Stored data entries

####

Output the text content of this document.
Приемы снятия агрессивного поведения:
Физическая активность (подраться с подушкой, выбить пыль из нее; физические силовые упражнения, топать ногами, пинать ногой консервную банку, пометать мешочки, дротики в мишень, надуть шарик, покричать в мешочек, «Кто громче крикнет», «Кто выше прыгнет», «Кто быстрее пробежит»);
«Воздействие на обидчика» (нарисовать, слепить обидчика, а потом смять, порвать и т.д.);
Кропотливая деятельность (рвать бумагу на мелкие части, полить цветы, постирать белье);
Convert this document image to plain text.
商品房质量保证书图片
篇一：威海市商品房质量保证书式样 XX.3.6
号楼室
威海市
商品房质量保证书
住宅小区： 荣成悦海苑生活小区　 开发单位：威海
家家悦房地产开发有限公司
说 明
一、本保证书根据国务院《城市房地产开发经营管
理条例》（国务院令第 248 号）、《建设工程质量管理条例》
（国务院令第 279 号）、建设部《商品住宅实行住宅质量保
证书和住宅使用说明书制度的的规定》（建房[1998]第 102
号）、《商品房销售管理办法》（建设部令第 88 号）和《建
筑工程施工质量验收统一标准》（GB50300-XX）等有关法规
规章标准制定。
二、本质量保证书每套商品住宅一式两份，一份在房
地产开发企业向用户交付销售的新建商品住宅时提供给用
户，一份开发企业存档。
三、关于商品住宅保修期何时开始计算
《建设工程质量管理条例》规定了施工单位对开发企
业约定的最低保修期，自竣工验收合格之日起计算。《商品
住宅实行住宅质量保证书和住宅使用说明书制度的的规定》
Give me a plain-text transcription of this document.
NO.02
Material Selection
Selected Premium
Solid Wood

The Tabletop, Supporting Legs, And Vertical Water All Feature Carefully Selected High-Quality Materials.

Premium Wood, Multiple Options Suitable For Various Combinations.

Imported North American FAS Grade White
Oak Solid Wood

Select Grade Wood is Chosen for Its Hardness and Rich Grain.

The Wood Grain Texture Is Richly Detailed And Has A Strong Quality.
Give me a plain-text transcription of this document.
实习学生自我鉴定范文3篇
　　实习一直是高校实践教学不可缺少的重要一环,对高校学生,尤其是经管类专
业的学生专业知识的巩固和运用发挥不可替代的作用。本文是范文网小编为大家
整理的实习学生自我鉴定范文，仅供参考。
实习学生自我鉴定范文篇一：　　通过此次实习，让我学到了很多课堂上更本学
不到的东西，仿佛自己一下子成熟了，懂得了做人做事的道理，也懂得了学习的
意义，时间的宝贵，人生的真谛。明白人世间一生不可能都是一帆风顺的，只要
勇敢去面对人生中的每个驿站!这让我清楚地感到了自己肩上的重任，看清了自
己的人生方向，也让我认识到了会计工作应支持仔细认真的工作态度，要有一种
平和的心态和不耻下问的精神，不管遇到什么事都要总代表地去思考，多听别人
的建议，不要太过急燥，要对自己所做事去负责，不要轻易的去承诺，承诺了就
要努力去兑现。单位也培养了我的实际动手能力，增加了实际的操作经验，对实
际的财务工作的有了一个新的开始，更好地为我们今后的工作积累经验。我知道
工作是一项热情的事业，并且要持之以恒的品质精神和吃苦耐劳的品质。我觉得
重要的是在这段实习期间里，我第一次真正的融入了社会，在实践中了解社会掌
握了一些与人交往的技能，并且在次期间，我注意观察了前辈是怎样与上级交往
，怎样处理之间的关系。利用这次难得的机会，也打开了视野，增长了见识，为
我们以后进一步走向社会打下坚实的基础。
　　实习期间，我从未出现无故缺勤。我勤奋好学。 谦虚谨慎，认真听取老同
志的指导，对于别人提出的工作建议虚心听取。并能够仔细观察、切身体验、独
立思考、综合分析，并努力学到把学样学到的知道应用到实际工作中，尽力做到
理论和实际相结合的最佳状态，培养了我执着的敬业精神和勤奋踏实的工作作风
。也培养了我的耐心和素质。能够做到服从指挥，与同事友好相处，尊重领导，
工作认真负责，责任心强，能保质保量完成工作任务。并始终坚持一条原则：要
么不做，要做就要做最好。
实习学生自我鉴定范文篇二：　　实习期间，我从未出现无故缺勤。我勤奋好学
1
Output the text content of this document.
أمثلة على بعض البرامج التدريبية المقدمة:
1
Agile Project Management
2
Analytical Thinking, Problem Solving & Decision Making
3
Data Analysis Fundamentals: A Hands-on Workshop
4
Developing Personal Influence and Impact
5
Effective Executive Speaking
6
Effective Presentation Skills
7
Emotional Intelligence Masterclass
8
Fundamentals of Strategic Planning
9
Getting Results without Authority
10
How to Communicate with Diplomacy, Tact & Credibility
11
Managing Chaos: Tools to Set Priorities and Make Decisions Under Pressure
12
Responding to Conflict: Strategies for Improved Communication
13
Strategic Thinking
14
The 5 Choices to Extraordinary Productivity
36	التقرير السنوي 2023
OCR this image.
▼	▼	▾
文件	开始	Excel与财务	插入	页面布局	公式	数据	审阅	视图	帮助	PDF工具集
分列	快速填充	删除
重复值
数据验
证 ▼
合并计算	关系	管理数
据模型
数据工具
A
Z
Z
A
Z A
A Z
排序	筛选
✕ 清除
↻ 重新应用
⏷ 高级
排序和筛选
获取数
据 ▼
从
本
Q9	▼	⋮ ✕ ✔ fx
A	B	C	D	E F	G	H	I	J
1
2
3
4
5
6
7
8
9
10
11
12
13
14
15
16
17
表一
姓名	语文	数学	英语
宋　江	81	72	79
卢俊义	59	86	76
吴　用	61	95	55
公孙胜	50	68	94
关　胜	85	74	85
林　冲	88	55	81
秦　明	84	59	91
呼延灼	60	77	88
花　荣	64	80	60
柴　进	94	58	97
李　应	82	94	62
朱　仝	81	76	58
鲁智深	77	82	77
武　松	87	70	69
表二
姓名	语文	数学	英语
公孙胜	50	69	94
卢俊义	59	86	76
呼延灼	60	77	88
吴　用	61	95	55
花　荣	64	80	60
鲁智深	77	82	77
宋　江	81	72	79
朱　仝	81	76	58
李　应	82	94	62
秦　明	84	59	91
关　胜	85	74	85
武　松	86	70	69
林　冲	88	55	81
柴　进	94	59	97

####

Show every line of the records above that contains the word "Strategic".

◆ **Answer below**:
Fundamentals of Strategic Planning
Strategic Thinking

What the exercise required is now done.